— Exercise prompt —
State how many lines hold the string "Rage". Give the number and nothing else.

START

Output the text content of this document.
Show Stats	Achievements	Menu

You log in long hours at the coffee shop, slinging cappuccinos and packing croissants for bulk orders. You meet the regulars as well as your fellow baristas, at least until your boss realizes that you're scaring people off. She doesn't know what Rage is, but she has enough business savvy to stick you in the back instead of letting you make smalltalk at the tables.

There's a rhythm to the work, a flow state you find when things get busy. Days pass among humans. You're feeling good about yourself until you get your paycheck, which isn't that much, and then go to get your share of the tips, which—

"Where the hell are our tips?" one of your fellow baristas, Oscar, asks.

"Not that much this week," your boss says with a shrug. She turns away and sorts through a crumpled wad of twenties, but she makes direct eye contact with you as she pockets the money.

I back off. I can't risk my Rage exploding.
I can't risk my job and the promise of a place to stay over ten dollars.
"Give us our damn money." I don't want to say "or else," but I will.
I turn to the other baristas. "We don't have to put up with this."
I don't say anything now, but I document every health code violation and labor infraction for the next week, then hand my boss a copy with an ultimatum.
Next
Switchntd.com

END

— Full solution —
2